Exercise prompt:
Scan the records for the word "sind". Copy each line that includes it.

Given data:
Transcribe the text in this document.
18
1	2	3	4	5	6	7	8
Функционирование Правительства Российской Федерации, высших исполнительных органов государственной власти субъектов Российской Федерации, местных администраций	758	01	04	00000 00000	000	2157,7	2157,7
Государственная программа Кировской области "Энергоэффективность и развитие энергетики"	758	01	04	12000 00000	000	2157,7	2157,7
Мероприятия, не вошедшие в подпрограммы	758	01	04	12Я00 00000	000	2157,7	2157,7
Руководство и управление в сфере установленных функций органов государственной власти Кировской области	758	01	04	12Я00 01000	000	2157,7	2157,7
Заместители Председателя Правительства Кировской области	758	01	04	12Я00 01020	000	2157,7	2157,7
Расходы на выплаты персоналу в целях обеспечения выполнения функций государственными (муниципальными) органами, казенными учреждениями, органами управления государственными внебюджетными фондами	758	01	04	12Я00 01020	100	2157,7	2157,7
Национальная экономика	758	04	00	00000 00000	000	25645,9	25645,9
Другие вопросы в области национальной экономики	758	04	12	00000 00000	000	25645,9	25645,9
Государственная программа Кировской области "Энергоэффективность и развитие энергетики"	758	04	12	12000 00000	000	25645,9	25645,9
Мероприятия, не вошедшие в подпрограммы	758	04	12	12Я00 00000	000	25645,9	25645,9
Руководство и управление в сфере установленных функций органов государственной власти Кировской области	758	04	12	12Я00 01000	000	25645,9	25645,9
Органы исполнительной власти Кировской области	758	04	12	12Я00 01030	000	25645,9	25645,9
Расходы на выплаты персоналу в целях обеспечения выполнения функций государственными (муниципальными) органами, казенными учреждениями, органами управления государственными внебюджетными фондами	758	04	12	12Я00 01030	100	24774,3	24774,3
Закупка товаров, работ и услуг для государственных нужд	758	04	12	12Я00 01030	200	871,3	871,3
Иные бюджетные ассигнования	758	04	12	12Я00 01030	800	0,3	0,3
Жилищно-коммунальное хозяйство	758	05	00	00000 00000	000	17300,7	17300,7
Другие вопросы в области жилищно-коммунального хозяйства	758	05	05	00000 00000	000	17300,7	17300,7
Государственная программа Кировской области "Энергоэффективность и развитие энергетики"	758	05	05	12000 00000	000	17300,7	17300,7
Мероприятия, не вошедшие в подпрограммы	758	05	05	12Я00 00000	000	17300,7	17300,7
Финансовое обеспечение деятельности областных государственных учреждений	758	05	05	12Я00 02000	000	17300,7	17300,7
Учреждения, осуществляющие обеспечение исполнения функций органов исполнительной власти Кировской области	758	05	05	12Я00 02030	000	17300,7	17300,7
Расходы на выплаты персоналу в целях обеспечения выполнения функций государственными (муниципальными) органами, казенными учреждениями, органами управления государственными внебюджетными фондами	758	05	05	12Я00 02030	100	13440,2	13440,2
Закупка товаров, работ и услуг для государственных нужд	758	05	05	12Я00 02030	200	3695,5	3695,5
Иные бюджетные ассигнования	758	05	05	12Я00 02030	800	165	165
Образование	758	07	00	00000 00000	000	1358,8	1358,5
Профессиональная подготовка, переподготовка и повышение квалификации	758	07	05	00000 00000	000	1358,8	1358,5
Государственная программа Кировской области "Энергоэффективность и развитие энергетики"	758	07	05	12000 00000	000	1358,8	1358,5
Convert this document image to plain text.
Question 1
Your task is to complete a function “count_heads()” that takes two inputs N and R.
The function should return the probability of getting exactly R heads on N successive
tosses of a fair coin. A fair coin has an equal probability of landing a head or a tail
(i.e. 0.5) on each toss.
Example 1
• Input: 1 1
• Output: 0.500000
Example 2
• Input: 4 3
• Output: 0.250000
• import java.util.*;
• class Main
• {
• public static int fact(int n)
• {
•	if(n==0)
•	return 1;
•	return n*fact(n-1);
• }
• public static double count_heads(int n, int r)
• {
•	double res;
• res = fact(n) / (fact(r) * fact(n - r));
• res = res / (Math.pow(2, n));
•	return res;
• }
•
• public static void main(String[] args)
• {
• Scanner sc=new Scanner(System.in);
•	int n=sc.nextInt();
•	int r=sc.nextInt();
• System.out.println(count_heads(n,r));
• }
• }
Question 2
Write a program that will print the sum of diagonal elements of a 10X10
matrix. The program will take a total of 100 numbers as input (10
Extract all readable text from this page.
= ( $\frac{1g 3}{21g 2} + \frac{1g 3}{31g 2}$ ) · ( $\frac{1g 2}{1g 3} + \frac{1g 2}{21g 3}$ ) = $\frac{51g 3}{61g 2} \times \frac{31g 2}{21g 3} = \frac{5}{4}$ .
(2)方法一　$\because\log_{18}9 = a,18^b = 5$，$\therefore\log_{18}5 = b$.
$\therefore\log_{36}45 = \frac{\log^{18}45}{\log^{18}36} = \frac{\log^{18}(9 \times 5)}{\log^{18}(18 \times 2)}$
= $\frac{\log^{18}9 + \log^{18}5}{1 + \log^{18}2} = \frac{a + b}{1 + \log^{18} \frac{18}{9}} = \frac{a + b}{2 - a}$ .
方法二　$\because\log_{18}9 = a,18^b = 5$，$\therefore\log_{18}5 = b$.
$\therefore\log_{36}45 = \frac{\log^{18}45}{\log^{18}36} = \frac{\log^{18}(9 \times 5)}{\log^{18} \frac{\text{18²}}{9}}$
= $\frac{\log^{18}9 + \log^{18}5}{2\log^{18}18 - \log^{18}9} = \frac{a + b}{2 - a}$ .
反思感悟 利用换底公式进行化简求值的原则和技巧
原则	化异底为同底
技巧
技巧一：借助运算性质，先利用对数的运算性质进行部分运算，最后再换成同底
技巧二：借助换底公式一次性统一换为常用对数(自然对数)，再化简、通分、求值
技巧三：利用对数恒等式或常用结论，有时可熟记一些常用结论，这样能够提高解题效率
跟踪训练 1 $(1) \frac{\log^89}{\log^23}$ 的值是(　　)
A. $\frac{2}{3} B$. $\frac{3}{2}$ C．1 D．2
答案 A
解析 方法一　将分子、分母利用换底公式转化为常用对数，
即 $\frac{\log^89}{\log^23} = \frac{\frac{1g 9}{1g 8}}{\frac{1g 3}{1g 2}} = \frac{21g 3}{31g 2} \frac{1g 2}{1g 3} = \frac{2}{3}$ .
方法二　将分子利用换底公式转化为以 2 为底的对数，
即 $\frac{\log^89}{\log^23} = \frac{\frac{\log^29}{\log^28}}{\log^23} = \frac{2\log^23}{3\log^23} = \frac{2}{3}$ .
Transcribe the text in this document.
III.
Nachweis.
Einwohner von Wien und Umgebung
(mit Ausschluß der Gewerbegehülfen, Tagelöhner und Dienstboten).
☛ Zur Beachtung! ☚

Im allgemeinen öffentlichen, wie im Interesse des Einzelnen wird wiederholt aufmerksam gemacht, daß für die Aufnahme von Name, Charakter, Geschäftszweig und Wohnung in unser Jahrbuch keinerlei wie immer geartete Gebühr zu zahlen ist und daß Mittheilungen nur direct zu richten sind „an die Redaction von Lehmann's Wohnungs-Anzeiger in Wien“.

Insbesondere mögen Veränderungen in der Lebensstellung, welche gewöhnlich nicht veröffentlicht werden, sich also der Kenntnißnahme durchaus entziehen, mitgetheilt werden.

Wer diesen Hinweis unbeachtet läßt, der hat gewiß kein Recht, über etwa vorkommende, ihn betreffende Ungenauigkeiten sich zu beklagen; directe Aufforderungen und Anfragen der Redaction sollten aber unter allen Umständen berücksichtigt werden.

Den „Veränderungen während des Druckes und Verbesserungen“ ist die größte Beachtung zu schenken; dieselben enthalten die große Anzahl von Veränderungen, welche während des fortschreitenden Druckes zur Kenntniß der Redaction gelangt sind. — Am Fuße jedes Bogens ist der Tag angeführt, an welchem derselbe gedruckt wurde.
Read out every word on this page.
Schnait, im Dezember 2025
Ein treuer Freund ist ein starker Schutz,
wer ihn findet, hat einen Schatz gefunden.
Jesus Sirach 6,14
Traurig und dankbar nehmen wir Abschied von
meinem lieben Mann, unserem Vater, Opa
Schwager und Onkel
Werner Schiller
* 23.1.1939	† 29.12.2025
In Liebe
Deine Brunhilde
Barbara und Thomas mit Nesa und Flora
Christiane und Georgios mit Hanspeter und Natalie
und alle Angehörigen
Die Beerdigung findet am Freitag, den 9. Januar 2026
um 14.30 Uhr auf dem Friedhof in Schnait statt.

Solved problem:
Im allgemeinen öffentlichen, wie im Interesse des Einzelnen wird wiederholt aufmerksam gemacht, daß für die Aufnahme von Name, Charakter, Geschäftszweig und Wohnung in unser Jahrbuch keinerlei wie immer geartete Gebühr zu zahlen ist und daß Mittheilungen nur direct zu richten sind „an die Redaction von Lehmann's Wohnungs-Anzeiger in Wien“.
Den „Veränderungen während des Druckes und Verbesserungen“ ist die größte Beachtung zu schenken; dieselben enthalten die große Anzahl von Veränderungen, welche während des fortschreitenden Druckes zur Kenntniß der Redaction gelangt sind. — Am Fuße jedes Bogens ist der Tag angeführt, an welchem derselbe gedruckt wurde.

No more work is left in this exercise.